**AIM**:
Both ends included, set down the lines from the line containing "Convert this document image to plain text." through the last line of the records below, without pictures.

**SUPPLIED INFORMATION**:
=-=-=
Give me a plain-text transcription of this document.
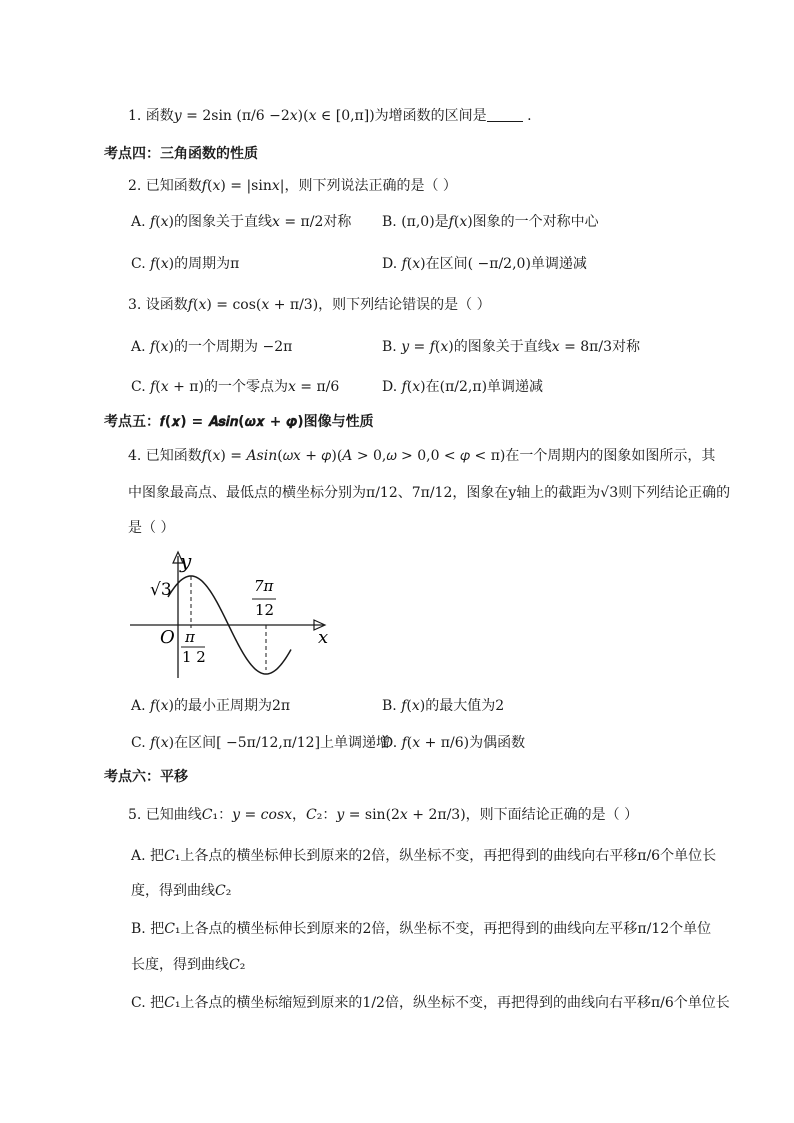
1. 函数𝑦 = 2sin (π/6 −2𝑥)(𝑥 ∈ [0,π])为增函数的区间是	.
考点四：三角函数的性质
2. 已知函数𝑓(𝑥) = |sin𝑥|，则下列说法正确的是（ ）
A. 𝑓(𝑥)的图象关于直线𝑥 = π/2对称 B. (π,0)是𝑓(𝑥)图象的一个对称中心
C. 𝑓(𝑥)的周期为π	D. 𝑓(𝑥)在区间( −π/2,0)单调递减
3. 设函数𝑓(𝑥) = cos(𝑥 + π/3)，则下列结论错误的是（ ）
A. 𝑓(𝑥)的一个周期为 −2π	B. 𝑦 = 𝑓(𝑥)的图象关于直线𝑥 = 8π/3对称
C. 𝑓(𝑥 + π)的一个零点为𝑥 = π/6	D. 𝑓(𝑥)在(π/2,π)单调递减
考点五：𝒇(𝒙) = 𝑨𝒔𝒊𝒏(𝝎𝒙 + 𝝋)图像与性质
4. 已知函数𝑓(𝑥) = 𝐴𝑠𝑖𝑛(𝜔𝑥 + 𝜑)(𝐴 > 0,𝜔 > 0,0 < 𝜑 < π)在一个周期内的图象如图所示，其
中图象最高点、最低点的横坐标分别为π/12、7π/12，图象在y轴上的截距为√3则下列结论正确的
是（ ）
𝑦
𝑥
𝑂
√3
π
1 2
7π
12
A. 𝑓(𝑥)的最小正周期为2π	B. 𝑓(𝑥)的最大值为2
C. 𝑓(𝑥)在区间[ −5π/12,π/12]上单调递增
D. 𝑓(𝑥 + π/6)为偶函数
考点六：平移
5. 已知曲线𝐶₁：𝑦 = 𝑐𝑜𝑠𝑥，𝐶₂：𝑦 = sin(2𝑥 + 2π/3)，则下面结论正确的是（ ）
A. 把𝐶₁上各点的横坐标伸长到原来的2倍，纵坐标不变，再把得到的曲线向右平移π/6个单位长
度，得到曲线𝐶₂
B. 把𝐶₁上各点的横坐标伸长到原来的2倍，纵坐标不变，再把得到的曲线向左平移π/12个单位
长度，得到曲线𝐶₂
C. 把𝐶₁上各点的横坐标缩短到原来的1/2倍，纵坐标不变，再把得到的曲线向右平移π/6个单位长
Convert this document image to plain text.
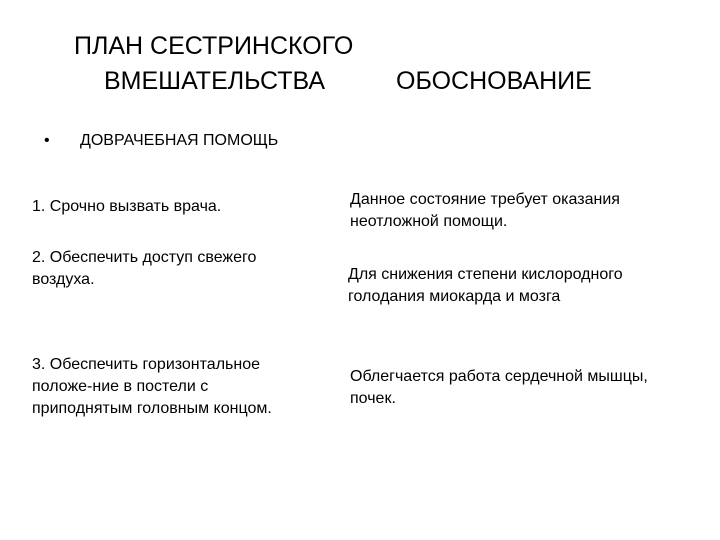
ПЛАН СЕСТРИНСКОГО
ВМЕШАТЕЛЬСТВА	ОБОСНОВАНИЕ
• ДОВРАЧЕБНАЯ ПОМОЩЬ
1. Срочно вызвать врача.
2. Обеспечить доступ свежего
воздуха.
3. Обеспечить горизонтальное
положе-ние в постели с
приподнятым головным концом.
Данное состояние требует оказания
неотложной помощи.
Для снижения степени кислородного
голодания миокарда и мозга
Облегчается работа сердечной мышцы,
почек.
=-=-=
**RESPONSE BELOW**:
Convert this document image to plain text.
ПЛАН СЕСТРИНСКОГО
ВМЕШАТЕЛЬСТВА	ОБОСНОВАНИЕ
• ДОВРАЧЕБНАЯ ПОМОЩЬ
1. Срочно вызвать врача.
2. Обеспечить доступ свежего
воздуха.
3. Обеспечить горизонтальное
положе-ние в постели с
приподнятым головным концом.
Данное состояние требует оказания
неотложной помощи.
Для снижения степени кислородного
голодания миокарда и мозга
Облегчается работа сердечной мышцы,
почек.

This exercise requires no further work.